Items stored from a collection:
>> begin
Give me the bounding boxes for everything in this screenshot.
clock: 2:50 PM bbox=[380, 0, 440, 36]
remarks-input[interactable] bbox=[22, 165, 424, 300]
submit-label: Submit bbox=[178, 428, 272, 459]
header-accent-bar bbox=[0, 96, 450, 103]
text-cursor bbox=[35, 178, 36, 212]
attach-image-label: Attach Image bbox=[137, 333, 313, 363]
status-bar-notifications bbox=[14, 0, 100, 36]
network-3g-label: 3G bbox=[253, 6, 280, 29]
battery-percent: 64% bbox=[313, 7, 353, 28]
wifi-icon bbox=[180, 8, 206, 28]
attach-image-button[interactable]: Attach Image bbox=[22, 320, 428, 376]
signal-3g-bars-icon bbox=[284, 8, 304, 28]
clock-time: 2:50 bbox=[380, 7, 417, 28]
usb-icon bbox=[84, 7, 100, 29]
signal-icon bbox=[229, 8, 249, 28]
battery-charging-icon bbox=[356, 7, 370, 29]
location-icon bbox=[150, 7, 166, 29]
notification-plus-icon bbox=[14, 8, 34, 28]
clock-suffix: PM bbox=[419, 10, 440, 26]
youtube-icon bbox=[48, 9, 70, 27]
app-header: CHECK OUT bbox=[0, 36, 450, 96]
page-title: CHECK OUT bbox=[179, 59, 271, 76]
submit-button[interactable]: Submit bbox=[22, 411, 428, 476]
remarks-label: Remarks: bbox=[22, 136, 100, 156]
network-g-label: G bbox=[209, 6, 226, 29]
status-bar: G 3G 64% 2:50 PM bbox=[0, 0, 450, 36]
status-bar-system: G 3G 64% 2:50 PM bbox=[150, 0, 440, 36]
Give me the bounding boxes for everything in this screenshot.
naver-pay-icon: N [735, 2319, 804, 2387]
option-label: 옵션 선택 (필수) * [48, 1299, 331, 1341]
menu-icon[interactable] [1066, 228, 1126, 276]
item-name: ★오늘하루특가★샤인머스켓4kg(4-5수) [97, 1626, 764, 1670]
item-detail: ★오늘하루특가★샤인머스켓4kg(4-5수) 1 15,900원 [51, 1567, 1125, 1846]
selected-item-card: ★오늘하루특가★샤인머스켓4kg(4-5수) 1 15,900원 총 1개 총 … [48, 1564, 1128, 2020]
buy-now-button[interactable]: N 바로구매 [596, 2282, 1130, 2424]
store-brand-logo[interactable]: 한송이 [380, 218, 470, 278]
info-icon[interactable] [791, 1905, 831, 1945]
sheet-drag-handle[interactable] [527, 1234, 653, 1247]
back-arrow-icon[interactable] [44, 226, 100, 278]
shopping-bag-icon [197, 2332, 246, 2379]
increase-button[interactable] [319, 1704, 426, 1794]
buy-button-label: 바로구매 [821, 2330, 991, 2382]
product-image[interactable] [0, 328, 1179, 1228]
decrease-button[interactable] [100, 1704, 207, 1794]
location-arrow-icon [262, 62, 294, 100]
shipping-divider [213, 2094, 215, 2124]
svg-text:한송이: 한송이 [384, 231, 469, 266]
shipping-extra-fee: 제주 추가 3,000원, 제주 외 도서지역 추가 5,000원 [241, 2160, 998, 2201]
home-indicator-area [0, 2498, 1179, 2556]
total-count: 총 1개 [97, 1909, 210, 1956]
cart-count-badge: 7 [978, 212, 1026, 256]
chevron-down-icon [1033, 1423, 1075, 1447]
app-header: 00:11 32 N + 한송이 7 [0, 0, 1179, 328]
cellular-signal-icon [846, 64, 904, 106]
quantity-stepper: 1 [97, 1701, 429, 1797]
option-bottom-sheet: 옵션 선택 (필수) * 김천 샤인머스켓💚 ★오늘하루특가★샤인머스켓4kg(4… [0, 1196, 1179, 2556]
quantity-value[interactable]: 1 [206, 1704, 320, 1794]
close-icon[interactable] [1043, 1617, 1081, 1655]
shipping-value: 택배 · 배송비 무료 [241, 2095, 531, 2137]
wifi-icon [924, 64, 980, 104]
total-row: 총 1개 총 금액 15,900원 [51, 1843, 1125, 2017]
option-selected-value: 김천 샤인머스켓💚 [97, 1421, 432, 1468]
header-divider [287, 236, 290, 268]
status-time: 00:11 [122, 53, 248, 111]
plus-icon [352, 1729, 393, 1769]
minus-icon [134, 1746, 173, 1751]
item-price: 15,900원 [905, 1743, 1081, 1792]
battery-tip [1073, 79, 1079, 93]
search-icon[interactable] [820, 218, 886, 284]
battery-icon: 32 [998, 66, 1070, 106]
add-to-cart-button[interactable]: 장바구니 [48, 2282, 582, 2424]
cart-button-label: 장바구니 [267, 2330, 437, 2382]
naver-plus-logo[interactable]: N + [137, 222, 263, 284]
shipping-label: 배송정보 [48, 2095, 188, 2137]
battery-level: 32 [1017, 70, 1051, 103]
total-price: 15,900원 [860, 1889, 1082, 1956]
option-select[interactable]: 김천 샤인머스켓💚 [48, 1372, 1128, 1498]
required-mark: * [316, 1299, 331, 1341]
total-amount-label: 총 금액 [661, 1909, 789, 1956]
>> end
Directions for this task: Quote every one of the records above line for line, changing nothing.

Result:
Give me the bounding boxes for everything in this screenshot.
clock: 2:50 PM bbox=[380, 0, 440, 36]
remarks-input[interactable] bbox=[22, 165, 424, 300]
submit-label: Submit bbox=[178, 428, 272, 459]
header-accent-bar bbox=[0, 96, 450, 103]
text-cursor bbox=[35, 178, 36, 212]
attach-image-label: Attach Image bbox=[137, 333, 313, 363]
status-bar-notifications bbox=[14, 0, 100, 36]
network-3g-label: 3G bbox=[253, 6, 280, 29]
battery-percent: 64% bbox=[313, 7, 353, 28]
wifi-icon bbox=[180, 8, 206, 28]
attach-image-button[interactable]: Attach Image bbox=[22, 320, 428, 376]
signal-3g-bars-icon bbox=[284, 8, 304, 28]
clock-time: 2:50 bbox=[380, 7, 417, 28]
usb-icon bbox=[84, 7, 100, 29]
signal-icon bbox=[229, 8, 249, 28]
battery-charging-icon bbox=[356, 7, 370, 29]
location-icon bbox=[150, 7, 166, 29]
notification-plus-icon bbox=[14, 8, 34, 28]
clock-suffix: PM bbox=[419, 10, 440, 26]
youtube-icon bbox=[48, 9, 70, 27]
app-header: CHECK OUT bbox=[0, 36, 450, 96]
page-title: CHECK OUT bbox=[179, 59, 271, 76]
submit-button[interactable]: Submit bbox=[22, 411, 428, 476]
remarks-label: Remarks: bbox=[22, 136, 100, 156]
network-g-label: G bbox=[209, 6, 226, 29]
status-bar: G 3G 64% 2:50 PM bbox=[0, 0, 450, 36]
status-bar-system: G 3G 64% 2:50 PM bbox=[150, 0, 440, 36]
Give me the bounding boxes for everything in this screenshot.
naver-pay-icon: N [735, 2319, 804, 2387]
option-label: 옵션 선택 (필수) * [48, 1299, 331, 1341]
menu-icon[interactable] [1066, 228, 1126, 276]
item-name: ★오늘하루특가★샤인머스켓4kg(4-5수) [97, 1626, 764, 1670]
item-detail: ★오늘하루특가★샤인머스켓4kg(4-5수) 1 15,900원 [51, 1567, 1125, 1846]
selected-item-card: ★오늘하루특가★샤인머스켓4kg(4-5수) 1 15,900원 총 1개 총 … [48, 1564, 1128, 2020]
buy-now-button[interactable]: N 바로구매 [596, 2282, 1130, 2424]
store-brand-logo[interactable]: 한송이 [380, 218, 470, 278]
info-icon[interactable] [791, 1905, 831, 1945]
sheet-drag-handle[interactable] [527, 1234, 653, 1247]
back-arrow-icon[interactable] [44, 226, 100, 278]
shopping-bag-icon [197, 2332, 246, 2379]
increase-button[interactable] [319, 1704, 426, 1794]
buy-button-label: 바로구매 [821, 2330, 991, 2382]
product-image[interactable] [0, 328, 1179, 1228]
decrease-button[interactable] [100, 1704, 207, 1794]
location-arrow-icon [262, 62, 294, 100]
shipping-divider [213, 2094, 215, 2124]
svg-text:한송이: 한송이 [384, 231, 469, 266]
shipping-extra-fee: 제주 추가 3,000원, 제주 외 도서지역 추가 5,000원 [241, 2160, 998, 2201]
home-indicator-area [0, 2498, 1179, 2556]
total-count: 총 1개 [97, 1909, 210, 1956]
cart-count-badge: 7 [978, 212, 1026, 256]
chevron-down-icon [1033, 1423, 1075, 1447]
app-header: 00:11 32 N + 한송이 7 [0, 0, 1179, 328]
cellular-signal-icon [846, 64, 904, 106]
quantity-stepper: 1 [97, 1701, 429, 1797]
option-bottom-sheet: 옵션 선택 (필수) * 김천 샤인머스켓💚 ★오늘하루특가★샤인머스켓4kg(4… [0, 1196, 1179, 2556]
quantity-value[interactable]: 1 [206, 1704, 320, 1794]
close-icon[interactable] [1043, 1617, 1081, 1655]
shipping-value: 택배 · 배송비 무료 [241, 2095, 531, 2137]
wifi-icon [924, 64, 980, 104]
total-row: 총 1개 총 금액 15,900원 [51, 1843, 1125, 2017]
option-selected-value: 김천 샤인머스켓💚 [97, 1421, 432, 1468]
header-divider [287, 236, 290, 268]
status-time: 00:11 [122, 53, 248, 111]
plus-icon [352, 1729, 393, 1769]
minus-icon [134, 1746, 173, 1751]
item-price: 15,900원 [905, 1743, 1081, 1792]
battery-tip [1073, 79, 1079, 93]
search-icon[interactable] [820, 218, 886, 284]
battery-icon: 32 [998, 66, 1070, 106]
add-to-cart-button[interactable]: 장바구니 [48, 2282, 582, 2424]
cart-button-label: 장바구니 [267, 2330, 437, 2382]
naver-plus-logo[interactable]: N + [137, 222, 263, 284]
shipping-label: 배송정보 [48, 2095, 188, 2137]
battery-level: 32 [1017, 70, 1051, 103]
total-price: 15,900원 [860, 1889, 1082, 1956]
option-select[interactable]: 김천 샤인머스켓💚 [48, 1372, 1128, 1498]
required-mark: * [316, 1299, 331, 1341]
total-amount-label: 총 금액 [661, 1909, 789, 1956]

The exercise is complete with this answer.